━━ Data supplied

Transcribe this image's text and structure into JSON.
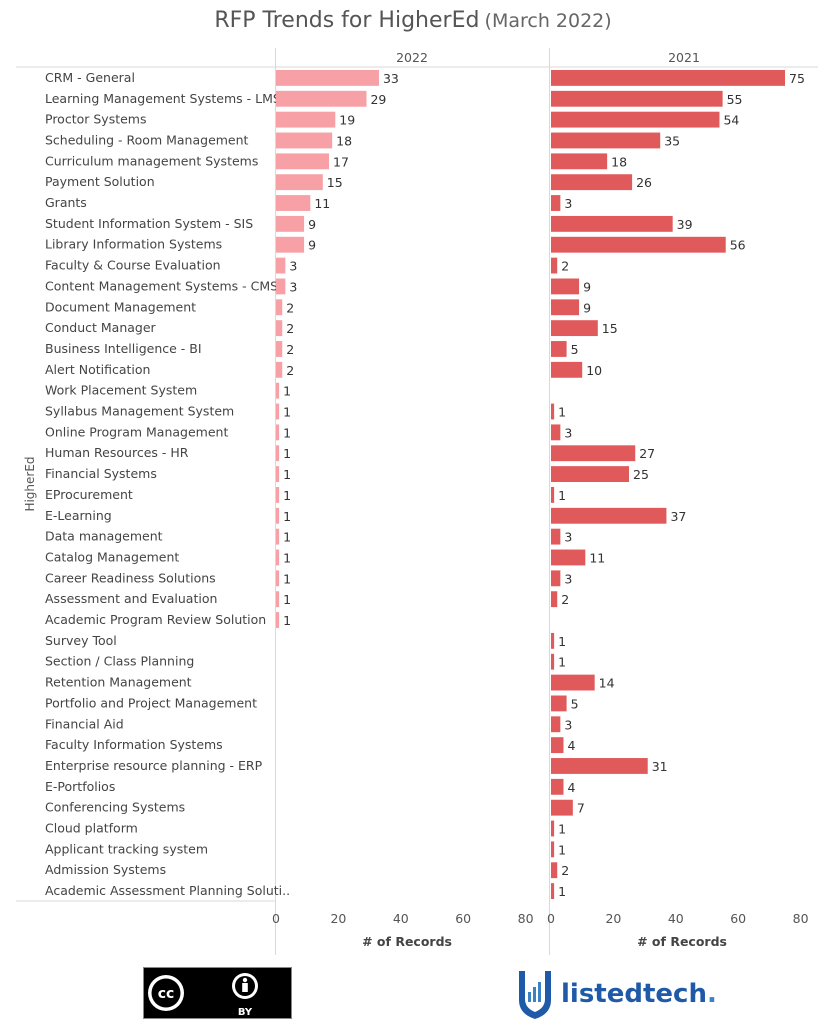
{
  "title": {
    "main": "RFP Trends for HigherEd",
    "sub": "(March 2022)"
  },
  "chart_data": {
    "type": "bar",
    "orientation": "horizontal",
    "row_axis_label": "HigherEd",
    "xlabel": "# of Records",
    "xlim": [
      0,
      85
    ],
    "xticks": [
      0,
      20,
      40,
      60,
      80
    ],
    "categories": [
      "CRM - General",
      "Learning Management Systems - LMS",
      "Proctor Systems",
      "Scheduling - Room Management",
      "Curriculum management Systems",
      "Payment Solution",
      "Grants",
      "Student Information System - SIS",
      "Library Information Systems",
      "Faculty & Course Evaluation",
      "Content Management Systems - CMS",
      "Document Management",
      "Conduct Manager",
      "Business Intelligence - BI",
      "Alert Notification",
      "Work Placement System",
      "Syllabus Management System",
      "Online Program Management",
      "Human Resources - HR",
      "Financial Systems",
      "EProcurement",
      "E-Learning",
      "Data management",
      "Catalog Management",
      "Career Readiness Solutions",
      "Assessment and Evaluation",
      "Academic Program Review Solution",
      "Survey Tool",
      "Section / Class Planning",
      "Retention Management",
      "Portfolio and Project Management",
      "Financial Aid",
      "Faculty Information Systems",
      "Enterprise resource planning - ERP",
      "E-Portfolios",
      "Conferencing Systems",
      "Cloud platform",
      "Applicant tracking system",
      "Admission Systems",
      "Academic Assessment Planning Soluti.."
    ],
    "series": [
      {
        "name": "2022",
        "color": "#f7a0a6",
        "values": [
          33,
          29,
          19,
          18,
          17,
          15,
          11,
          9,
          9,
          3,
          3,
          2,
          2,
          2,
          2,
          1,
          1,
          1,
          1,
          1,
          1,
          1,
          1,
          1,
          1,
          1,
          1,
          null,
          null,
          null,
          null,
          null,
          null,
          null,
          null,
          null,
          null,
          null,
          null,
          null
        ]
      },
      {
        "name": "2021",
        "color": "#e05a5c",
        "values": [
          75,
          55,
          54,
          35,
          18,
          26,
          3,
          39,
          56,
          2,
          9,
          9,
          15,
          5,
          10,
          null,
          1,
          3,
          27,
          25,
          1,
          37,
          3,
          11,
          3,
          2,
          null,
          1,
          1,
          14,
          5,
          3,
          4,
          31,
          4,
          7,
          1,
          1,
          2,
          1
        ]
      }
    ],
    "grid": false
  },
  "footer": {
    "license_label": "BY",
    "brand": {
      "part1": "listed",
      "part2": "tech",
      "dot": ".",
      "color": "#1e5aa8"
    }
  }
}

━━━━

Repeat the material above word for word, please, apart from its images.

Transcribe this image's text and structure into JSON.
{
  "title": {
    "main": "RFP Trends for HigherEd",
    "sub": "(March 2022)"
  },
  "chart_data": {
    "type": "bar",
    "orientation": "horizontal",
    "row_axis_label": "HigherEd",
    "xlabel": "# of Records",
    "xlim": [
      0,
      85
    ],
    "xticks": [
      0,
      20,
      40,
      60,
      80
    ],
    "categories": [
      "CRM - General",
      "Learning Management Systems - LMS",
      "Proctor Systems",
      "Scheduling - Room Management",
      "Curriculum management Systems",
      "Payment Solution",
      "Grants",
      "Student Information System - SIS",
      "Library Information Systems",
      "Faculty & Course Evaluation",
      "Content Management Systems - CMS",
      "Document Management",
      "Conduct Manager",
      "Business Intelligence - BI",
      "Alert Notification",
      "Work Placement System",
      "Syllabus Management System",
      "Online Program Management",
      "Human Resources - HR",
      "Financial Systems",
      "EProcurement",
      "E-Learning",
      "Data management",
      "Catalog Management",
      "Career Readiness Solutions",
      "Assessment and Evaluation",
      "Academic Program Review Solution",
      "Survey Tool",
      "Section / Class Planning",
      "Retention Management",
      "Portfolio and Project Management",
      "Financial Aid",
      "Faculty Information Systems",
      "Enterprise resource planning - ERP",
      "E-Portfolios",
      "Conferencing Systems",
      "Cloud platform",
      "Applicant tracking system",
      "Admission Systems",
      "Academic Assessment Planning Soluti.."
    ],
    "series": [
      {
        "name": "2022",
        "color": "#f7a0a6",
        "values": [
          33,
          29,
          19,
          18,
          17,
          15,
          11,
          9,
          9,
          3,
          3,
          2,
          2,
          2,
          2,
          1,
          1,
          1,
          1,
          1,
          1,
          1,
          1,
          1,
          1,
          1,
          1,
          null,
          null,
          null,
          null,
          null,
          null,
          null,
          null,
          null,
          null,
          null,
          null,
          null
        ]
      },
      {
        "name": "2021",
        "color": "#e05a5c",
        "values": [
          75,
          55,
          54,
          35,
          18,
          26,
          3,
          39,
          56,
          2,
          9,
          9,
          15,
          5,
          10,
          null,
          1,
          3,
          27,
          25,
          1,
          37,
          3,
          11,
          3,
          2,
          null,
          1,
          1,
          14,
          5,
          3,
          4,
          31,
          4,
          7,
          1,
          1,
          2,
          1
        ]
      }
    ],
    "grid": false
  },
  "footer": {
    "license_label": "BY",
    "brand": {
      "part1": "listed",
      "part2": "tech",
      "dot": ".",
      "color": "#1e5aa8"
    }
  }
}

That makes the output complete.